*Data listing:*
• • •
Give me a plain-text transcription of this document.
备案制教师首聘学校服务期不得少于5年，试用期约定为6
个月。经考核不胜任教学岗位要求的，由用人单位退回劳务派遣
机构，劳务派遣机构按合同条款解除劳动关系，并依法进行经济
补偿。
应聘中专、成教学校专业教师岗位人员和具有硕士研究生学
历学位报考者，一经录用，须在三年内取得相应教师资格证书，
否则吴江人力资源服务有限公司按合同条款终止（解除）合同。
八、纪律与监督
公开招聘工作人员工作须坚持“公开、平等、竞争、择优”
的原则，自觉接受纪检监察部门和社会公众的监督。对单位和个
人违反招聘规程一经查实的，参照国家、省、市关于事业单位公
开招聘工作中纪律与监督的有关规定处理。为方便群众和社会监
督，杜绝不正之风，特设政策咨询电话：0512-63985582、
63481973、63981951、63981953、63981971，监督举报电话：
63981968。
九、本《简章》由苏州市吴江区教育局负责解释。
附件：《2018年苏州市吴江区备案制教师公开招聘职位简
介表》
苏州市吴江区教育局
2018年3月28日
• • •
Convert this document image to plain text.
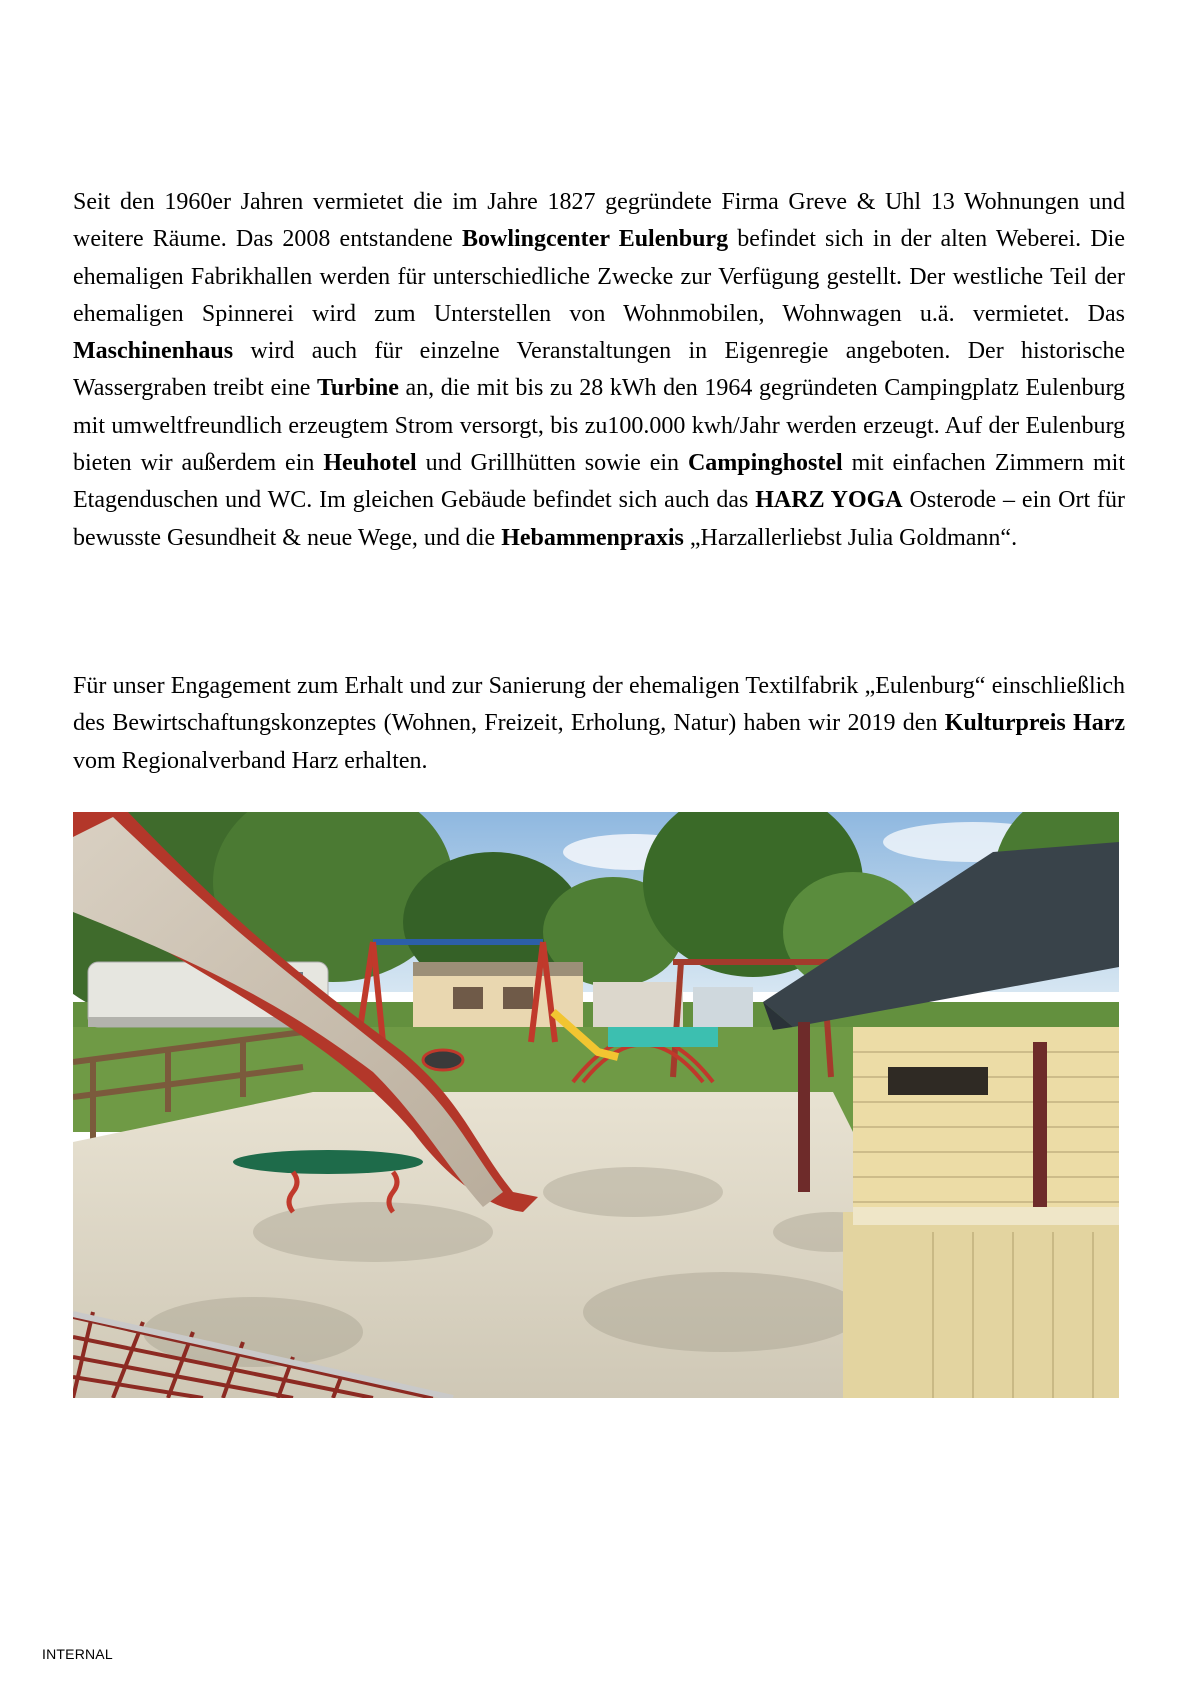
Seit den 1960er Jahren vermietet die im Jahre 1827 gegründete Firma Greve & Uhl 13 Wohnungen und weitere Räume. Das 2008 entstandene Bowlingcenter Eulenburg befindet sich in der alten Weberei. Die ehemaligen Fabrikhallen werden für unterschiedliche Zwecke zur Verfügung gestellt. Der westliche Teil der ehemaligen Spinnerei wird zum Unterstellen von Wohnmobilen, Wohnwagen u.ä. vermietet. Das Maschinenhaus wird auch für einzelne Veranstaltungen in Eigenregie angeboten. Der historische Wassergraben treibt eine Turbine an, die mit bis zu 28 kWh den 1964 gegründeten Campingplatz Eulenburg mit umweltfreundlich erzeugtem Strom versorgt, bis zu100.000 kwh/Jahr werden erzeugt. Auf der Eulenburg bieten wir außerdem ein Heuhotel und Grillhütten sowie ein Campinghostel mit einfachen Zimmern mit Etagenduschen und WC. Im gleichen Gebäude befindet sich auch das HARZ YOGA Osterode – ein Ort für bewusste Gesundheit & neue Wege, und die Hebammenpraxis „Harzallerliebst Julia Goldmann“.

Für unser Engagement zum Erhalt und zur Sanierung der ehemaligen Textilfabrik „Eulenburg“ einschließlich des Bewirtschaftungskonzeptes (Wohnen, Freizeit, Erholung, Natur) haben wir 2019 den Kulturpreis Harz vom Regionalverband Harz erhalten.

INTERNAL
• • •
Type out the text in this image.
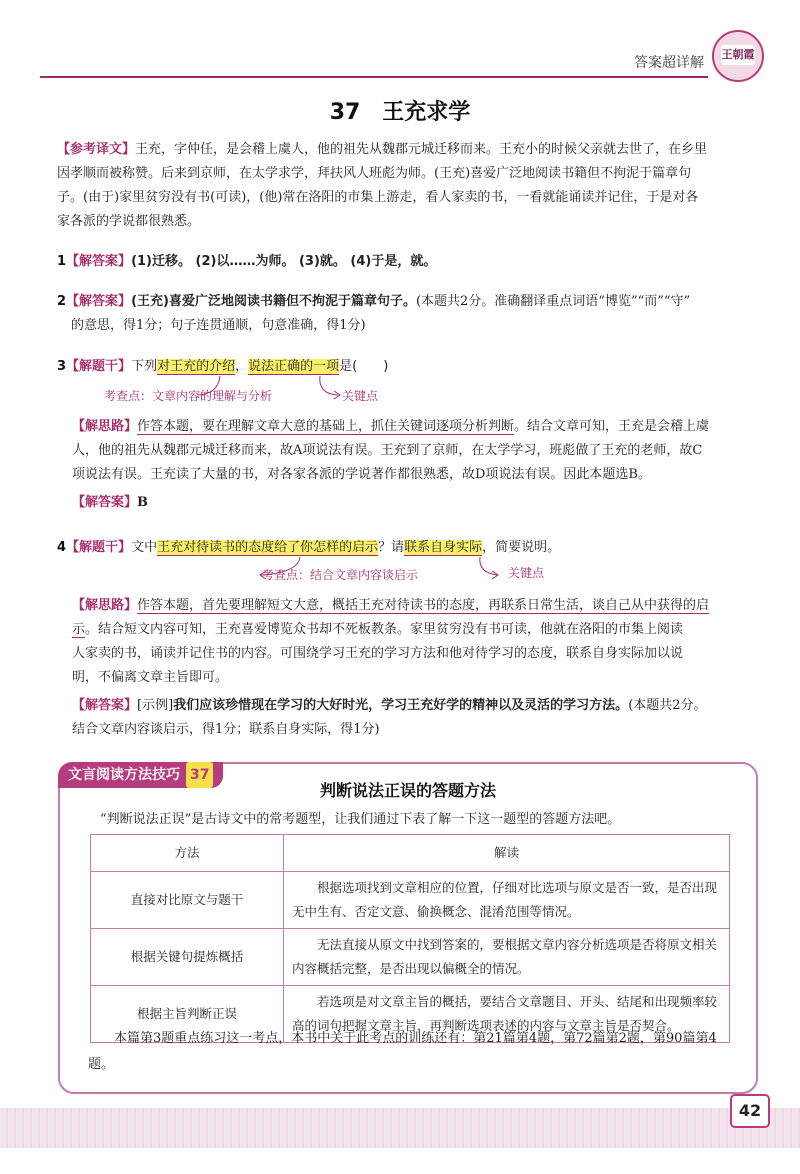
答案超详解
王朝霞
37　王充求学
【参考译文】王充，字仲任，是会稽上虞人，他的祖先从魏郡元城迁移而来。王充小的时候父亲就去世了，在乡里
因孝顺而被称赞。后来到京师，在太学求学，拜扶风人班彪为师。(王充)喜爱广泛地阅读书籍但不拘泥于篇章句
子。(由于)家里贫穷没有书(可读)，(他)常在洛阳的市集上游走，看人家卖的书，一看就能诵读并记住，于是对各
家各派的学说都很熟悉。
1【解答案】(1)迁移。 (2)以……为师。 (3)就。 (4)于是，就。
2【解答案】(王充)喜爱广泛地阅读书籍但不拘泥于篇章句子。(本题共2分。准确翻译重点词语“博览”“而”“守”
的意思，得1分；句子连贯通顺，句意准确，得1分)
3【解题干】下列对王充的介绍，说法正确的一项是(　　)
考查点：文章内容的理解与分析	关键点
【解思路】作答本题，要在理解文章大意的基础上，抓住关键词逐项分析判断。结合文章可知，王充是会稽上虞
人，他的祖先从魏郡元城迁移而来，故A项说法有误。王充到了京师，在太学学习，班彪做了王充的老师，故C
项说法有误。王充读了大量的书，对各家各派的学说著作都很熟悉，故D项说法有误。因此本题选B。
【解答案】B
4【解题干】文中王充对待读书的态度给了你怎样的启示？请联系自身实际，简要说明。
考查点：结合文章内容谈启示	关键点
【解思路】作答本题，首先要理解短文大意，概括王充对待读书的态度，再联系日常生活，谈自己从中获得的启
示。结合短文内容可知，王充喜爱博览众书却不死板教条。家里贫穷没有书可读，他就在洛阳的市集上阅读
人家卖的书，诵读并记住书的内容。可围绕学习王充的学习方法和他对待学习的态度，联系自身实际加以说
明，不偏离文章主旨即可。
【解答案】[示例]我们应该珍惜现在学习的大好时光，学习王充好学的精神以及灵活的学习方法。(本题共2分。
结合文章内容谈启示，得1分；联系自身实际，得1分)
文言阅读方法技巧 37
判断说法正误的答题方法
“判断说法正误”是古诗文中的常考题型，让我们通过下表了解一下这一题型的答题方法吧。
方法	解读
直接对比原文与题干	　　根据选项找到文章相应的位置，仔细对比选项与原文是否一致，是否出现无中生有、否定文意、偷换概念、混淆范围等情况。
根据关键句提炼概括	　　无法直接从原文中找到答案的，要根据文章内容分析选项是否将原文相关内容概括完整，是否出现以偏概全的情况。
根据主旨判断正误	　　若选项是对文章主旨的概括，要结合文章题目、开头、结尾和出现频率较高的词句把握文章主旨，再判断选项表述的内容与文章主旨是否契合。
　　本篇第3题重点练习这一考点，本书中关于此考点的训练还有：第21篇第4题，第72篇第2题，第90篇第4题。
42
• • •
*What the task asks:* Check each line above for the string "Eulenburg" and show the ones that have it.

*Solution:*
Seit den 1960er Jahren vermietet die im Jahre 1827 gegründete Firma Greve & Uhl 13 Wohnungen und weitere Räume. Das 2008 entstandene Bowlingcenter Eulenburg befindet sich in der alten Weberei. Die ehemaligen Fabrikhallen werden für unterschiedliche Zwecke zur Verfügung gestellt. Der westliche Teil der ehemaligen Spinnerei wird zum Unterstellen von Wohnmobilen, Wohnwagen u.ä. vermietet. Das Maschinenhaus wird auch für einzelne Veranstaltungen in Eigenregie angeboten. Der historische Wassergraben treibt eine Turbine an, die mit bis zu 28 kWh den 1964 gegründeten Campingplatz Eulenburg mit umweltfreundlich erzeugtem Strom versorgt, bis zu100.000 kwh/Jahr werden erzeugt. Auf der Eulenburg bieten wir außerdem ein Heuhotel und Grillhütten sowie ein Campinghostel mit einfachen Zimmern mit Etagenduschen und WC. Im gleichen Gebäude befindet sich auch das HARZ YOGA Osterode – ein Ort für bewusste Gesundheit & neue Wege, und die Hebammenpraxis „Harzallerliebst Julia Goldmann“.
Für unser Engagement zum Erhalt und zur Sanierung der ehemaligen Textilfabrik „Eulenburg“ einschließlich des Bewirtschaftungskonzeptes (Wohnen, Freizeit, Erholung, Natur) haben wir 2019 den Kulturpreis Harz vom Regionalverband Harz erhalten.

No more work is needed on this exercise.